→ Short task
Repeat the listing in full, exactly as it stands.

(Dataset items)
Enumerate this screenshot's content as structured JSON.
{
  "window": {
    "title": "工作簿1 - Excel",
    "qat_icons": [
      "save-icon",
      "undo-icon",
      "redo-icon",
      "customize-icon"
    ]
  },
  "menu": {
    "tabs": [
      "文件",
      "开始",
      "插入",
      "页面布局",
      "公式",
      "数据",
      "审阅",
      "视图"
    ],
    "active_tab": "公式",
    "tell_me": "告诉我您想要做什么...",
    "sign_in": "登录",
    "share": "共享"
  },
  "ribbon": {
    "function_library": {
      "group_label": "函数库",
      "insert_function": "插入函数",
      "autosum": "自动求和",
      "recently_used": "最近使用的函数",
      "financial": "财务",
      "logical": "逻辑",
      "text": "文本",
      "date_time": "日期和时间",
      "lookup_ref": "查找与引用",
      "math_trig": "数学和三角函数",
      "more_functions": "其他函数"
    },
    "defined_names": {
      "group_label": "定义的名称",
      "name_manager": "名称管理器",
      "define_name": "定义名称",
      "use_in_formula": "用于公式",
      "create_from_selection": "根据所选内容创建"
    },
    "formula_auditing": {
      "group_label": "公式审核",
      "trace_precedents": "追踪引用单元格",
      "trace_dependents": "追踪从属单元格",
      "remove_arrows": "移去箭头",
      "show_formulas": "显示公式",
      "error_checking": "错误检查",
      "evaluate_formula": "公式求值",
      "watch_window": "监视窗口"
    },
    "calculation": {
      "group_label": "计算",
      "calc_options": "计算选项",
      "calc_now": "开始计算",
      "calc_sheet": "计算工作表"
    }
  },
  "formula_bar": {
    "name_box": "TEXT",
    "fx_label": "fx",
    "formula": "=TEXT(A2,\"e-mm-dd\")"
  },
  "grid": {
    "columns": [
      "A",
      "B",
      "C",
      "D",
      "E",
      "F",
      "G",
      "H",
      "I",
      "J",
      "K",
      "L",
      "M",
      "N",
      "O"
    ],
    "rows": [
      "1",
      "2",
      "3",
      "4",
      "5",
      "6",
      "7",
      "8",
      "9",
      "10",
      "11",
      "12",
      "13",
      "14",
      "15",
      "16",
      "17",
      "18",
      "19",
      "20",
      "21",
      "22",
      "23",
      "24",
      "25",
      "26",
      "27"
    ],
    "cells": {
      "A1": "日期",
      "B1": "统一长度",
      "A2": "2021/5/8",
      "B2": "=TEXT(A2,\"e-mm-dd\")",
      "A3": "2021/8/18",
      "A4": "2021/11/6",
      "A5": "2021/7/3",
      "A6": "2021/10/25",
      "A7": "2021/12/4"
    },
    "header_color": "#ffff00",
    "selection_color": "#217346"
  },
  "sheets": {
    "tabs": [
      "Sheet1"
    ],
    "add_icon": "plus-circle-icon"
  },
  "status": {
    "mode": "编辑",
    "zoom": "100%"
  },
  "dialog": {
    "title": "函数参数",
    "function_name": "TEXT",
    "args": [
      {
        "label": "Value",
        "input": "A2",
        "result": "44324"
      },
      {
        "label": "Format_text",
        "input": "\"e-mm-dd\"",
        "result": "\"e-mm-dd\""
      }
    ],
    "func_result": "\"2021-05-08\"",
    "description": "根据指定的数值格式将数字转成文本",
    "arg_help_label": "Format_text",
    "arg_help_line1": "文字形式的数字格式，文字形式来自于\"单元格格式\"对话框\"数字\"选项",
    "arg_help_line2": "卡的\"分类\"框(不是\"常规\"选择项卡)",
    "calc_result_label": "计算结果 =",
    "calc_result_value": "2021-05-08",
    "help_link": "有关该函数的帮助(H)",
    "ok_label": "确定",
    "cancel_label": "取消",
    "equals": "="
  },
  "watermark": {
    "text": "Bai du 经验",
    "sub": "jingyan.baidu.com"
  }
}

→ Solution to this problem
Enumerate this screenshot's content as structured JSON.
{
  "window": {
    "title": "工作簿1 - Excel",
    "qat_icons": [
      "save-icon",
      "undo-icon",
      "redo-icon",
      "customize-icon"
    ]
  },
  "menu": {
    "tabs": [
      "文件",
      "开始",
      "插入",
      "页面布局",
      "公式",
      "数据",
      "审阅",
      "视图"
    ],
    "active_tab": "公式",
    "tell_me": "告诉我您想要做什么...",
    "sign_in": "登录",
    "share": "共享"
  },
  "ribbon": {
    "function_library": {
      "group_label": "函数库",
      "insert_function": "插入函数",
      "autosum": "自动求和",
      "recently_used": "最近使用的函数",
      "financial": "财务",
      "logical": "逻辑",
      "text": "文本",
      "date_time": "日期和时间",
      "lookup_ref": "查找与引用",
      "math_trig": "数学和三角函数",
      "more_functions": "其他函数"
    },
    "defined_names": {
      "group_label": "定义的名称",
      "name_manager": "名称管理器",
      "define_name": "定义名称",
      "use_in_formula": "用于公式",
      "create_from_selection": "根据所选内容创建"
    },
    "formula_auditing": {
      "group_label": "公式审核",
      "trace_precedents": "追踪引用单元格",
      "trace_dependents": "追踪从属单元格",
      "remove_arrows": "移去箭头",
      "show_formulas": "显示公式",
      "error_checking": "错误检查",
      "evaluate_formula": "公式求值",
      "watch_window": "监视窗口"
    },
    "calculation": {
      "group_label": "计算",
      "calc_options": "计算选项",
      "calc_now": "开始计算",
      "calc_sheet": "计算工作表"
    }
  },
  "formula_bar": {
    "name_box": "TEXT",
    "fx_label": "fx",
    "formula": "=TEXT(A2,\"e-mm-dd\")"
  },
  "grid": {
    "columns": [
      "A",
      "B",
      "C",
      "D",
      "E",
      "F",
      "G",
      "H",
      "I",
      "J",
      "K",
      "L",
      "M",
      "N",
      "O"
    ],
    "rows": [
      "1",
      "2",
      "3",
      "4",
      "5",
      "6",
      "7",
      "8",
      "9",
      "10",
      "11",
      "12",
      "13",
      "14",
      "15",
      "16",
      "17",
      "18",
      "19",
      "20",
      "21",
      "22",
      "23",
      "24",
      "25",
      "26",
      "27"
    ],
    "cells": {
      "A1": "日期",
      "B1": "统一长度",
      "A2": "2021/5/8",
      "B2": "=TEXT(A2,\"e-mm-dd\")",
      "A3": "2021/8/18",
      "A4": "2021/11/6",
      "A5": "2021/7/3",
      "A6": "2021/10/25",
      "A7": "2021/12/4"
    },
    "header_color": "#ffff00",
    "selection_color": "#217346"
  },
  "sheets": {
    "tabs": [
      "Sheet1"
    ],
    "add_icon": "plus-circle-icon"
  },
  "status": {
    "mode": "编辑",
    "zoom": "100%"
  },
  "dialog": {
    "title": "函数参数",
    "function_name": "TEXT",
    "args": [
      {
        "label": "Value",
        "input": "A2",
        "result": "44324"
      },
      {
        "label": "Format_text",
        "input": "\"e-mm-dd\"",
        "result": "\"e-mm-dd\""
      }
    ],
    "func_result": "\"2021-05-08\"",
    "description": "根据指定的数值格式将数字转成文本",
    "arg_help_label": "Format_text",
    "arg_help_line1": "文字形式的数字格式，文字形式来自于\"单元格格式\"对话框\"数字\"选项",
    "arg_help_line2": "卡的\"分类\"框(不是\"常规\"选择项卡)",
    "calc_result_label": "计算结果 =",
    "calc_result_value": "2021-05-08",
    "help_link": "有关该函数的帮助(H)",
    "ok_label": "确定",
    "cancel_label": "取消",
    "equals": "="
  },
  "watermark": {
    "text": "Bai du 经验",
    "sub": "jingyan.baidu.com"
  }
}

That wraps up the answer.